<<<<
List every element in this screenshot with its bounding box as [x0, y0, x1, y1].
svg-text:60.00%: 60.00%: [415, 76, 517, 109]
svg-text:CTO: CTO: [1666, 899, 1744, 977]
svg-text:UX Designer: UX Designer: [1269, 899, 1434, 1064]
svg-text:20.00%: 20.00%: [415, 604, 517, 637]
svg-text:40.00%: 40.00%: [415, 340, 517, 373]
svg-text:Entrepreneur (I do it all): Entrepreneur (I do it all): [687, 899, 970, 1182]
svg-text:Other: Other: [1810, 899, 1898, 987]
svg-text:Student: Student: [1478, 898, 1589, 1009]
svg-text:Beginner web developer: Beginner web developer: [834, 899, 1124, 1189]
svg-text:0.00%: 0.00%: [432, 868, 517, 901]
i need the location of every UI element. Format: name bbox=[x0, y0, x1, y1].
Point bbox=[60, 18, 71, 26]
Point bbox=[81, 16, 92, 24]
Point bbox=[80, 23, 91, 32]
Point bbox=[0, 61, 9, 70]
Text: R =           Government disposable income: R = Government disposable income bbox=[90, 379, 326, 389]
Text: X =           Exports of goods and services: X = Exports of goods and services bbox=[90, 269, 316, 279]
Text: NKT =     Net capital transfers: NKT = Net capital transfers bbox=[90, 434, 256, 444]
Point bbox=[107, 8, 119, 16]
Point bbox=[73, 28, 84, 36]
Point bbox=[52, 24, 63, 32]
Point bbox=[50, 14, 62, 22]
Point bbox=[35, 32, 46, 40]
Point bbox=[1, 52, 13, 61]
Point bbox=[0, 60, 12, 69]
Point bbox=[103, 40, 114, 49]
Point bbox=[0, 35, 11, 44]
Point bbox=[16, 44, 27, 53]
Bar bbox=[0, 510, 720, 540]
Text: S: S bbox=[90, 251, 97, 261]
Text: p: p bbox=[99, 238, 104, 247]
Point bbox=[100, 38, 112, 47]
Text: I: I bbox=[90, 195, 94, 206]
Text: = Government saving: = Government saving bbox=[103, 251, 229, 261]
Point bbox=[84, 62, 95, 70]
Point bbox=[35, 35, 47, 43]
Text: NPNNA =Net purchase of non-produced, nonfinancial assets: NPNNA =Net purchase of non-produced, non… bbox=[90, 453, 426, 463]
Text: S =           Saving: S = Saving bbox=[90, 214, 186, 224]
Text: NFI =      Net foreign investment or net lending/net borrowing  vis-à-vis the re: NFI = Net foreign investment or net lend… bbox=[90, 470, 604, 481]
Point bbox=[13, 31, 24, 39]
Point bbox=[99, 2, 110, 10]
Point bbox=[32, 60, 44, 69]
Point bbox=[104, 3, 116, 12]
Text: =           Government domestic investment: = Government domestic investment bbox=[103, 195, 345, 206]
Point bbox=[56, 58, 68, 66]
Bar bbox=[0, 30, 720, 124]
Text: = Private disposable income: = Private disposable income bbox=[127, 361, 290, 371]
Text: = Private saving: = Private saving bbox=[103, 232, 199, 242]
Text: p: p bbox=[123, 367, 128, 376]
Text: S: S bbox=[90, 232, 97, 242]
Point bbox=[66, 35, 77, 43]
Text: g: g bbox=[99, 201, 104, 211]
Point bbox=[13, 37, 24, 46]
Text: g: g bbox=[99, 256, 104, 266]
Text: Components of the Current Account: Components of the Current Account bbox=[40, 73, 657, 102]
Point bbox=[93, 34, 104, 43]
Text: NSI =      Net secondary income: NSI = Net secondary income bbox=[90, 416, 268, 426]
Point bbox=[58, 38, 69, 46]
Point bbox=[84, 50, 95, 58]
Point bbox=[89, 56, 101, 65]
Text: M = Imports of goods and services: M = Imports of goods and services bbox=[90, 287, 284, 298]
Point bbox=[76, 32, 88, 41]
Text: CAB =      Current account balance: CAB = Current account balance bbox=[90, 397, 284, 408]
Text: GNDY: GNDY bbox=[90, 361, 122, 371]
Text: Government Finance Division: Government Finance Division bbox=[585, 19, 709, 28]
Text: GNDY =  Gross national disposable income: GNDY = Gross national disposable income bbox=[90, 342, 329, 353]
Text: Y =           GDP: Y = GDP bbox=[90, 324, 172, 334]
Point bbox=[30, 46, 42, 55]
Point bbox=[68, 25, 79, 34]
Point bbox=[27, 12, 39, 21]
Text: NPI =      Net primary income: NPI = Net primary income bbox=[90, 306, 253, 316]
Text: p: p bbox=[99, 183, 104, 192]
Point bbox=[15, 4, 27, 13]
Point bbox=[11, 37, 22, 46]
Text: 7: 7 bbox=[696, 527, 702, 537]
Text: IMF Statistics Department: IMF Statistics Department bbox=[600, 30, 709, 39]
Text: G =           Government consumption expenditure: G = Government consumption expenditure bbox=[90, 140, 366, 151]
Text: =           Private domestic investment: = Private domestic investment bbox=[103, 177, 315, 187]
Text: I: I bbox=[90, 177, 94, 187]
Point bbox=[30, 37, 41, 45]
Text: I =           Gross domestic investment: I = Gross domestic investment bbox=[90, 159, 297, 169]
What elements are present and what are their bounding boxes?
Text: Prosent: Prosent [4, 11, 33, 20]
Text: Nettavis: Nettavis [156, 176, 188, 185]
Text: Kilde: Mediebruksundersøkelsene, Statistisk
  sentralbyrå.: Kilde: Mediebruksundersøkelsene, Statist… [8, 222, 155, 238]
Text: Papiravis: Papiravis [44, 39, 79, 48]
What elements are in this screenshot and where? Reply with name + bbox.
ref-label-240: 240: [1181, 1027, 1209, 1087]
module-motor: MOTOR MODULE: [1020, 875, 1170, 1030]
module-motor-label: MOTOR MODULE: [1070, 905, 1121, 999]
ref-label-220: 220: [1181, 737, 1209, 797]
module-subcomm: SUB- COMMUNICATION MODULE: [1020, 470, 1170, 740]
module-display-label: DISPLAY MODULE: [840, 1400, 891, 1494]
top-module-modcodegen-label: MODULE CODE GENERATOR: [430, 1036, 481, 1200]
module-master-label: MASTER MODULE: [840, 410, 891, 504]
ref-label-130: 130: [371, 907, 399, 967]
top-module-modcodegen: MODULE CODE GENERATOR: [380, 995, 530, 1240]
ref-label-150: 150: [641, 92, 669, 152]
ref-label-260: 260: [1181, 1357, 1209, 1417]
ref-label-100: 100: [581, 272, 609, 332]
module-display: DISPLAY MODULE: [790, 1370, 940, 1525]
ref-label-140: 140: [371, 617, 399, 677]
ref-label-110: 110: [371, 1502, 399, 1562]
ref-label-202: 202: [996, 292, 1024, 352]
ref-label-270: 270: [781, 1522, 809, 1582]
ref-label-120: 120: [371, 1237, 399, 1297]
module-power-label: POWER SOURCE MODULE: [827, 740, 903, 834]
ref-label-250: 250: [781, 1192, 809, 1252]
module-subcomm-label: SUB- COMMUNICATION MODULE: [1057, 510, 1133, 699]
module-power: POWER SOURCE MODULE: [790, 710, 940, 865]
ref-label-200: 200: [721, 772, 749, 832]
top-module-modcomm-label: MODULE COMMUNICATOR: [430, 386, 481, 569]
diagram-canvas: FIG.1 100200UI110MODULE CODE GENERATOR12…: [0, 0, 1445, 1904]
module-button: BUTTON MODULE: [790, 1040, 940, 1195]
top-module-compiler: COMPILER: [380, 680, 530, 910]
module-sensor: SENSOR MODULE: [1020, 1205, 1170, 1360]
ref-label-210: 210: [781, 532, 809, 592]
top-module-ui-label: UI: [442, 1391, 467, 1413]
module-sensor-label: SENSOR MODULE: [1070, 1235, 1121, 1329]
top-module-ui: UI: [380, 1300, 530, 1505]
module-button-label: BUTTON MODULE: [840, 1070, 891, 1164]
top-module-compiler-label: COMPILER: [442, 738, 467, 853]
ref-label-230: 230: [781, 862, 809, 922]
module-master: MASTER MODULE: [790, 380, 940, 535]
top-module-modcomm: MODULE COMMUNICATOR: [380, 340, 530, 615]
>>>>
Instructions for the task » Copy the data above word for word, starting at its first line and ending with the line containing "269, 316, 279]", including that line.

Result of this exercise »
List every element in this screenshot with its bounding box as [x0, y0, x1, y1].
svg-text:60.00%: 60.00%: [415, 76, 517, 109]
svg-text:CTO: CTO: [1666, 899, 1744, 977]
svg-text:UX Designer: UX Designer: [1269, 899, 1434, 1064]
svg-text:20.00%: 20.00%: [415, 604, 517, 637]
svg-text:40.00%: 40.00%: [415, 340, 517, 373]
svg-text:Entrepreneur (I do it all): Entrepreneur (I do it all): [687, 899, 970, 1182]
svg-text:Other: Other: [1810, 899, 1898, 987]
svg-text:Student: Student: [1478, 898, 1589, 1009]
svg-text:Beginner web developer: Beginner web developer: [834, 899, 1124, 1189]
svg-text:0.00%: 0.00%: [432, 868, 517, 901]
i need the location of every UI element. Format: name bbox=[x0, y0, x1, y1].
Point bbox=[60, 18, 71, 26]
Point bbox=[81, 16, 92, 24]
Point bbox=[80, 23, 91, 32]
Point bbox=[0, 61, 9, 70]
Text: R =           Government disposable income: R = Government disposable income bbox=[90, 379, 326, 389]
Text: X =           Exports of goods and services: X = Exports of goods and services bbox=[90, 269, 316, 279]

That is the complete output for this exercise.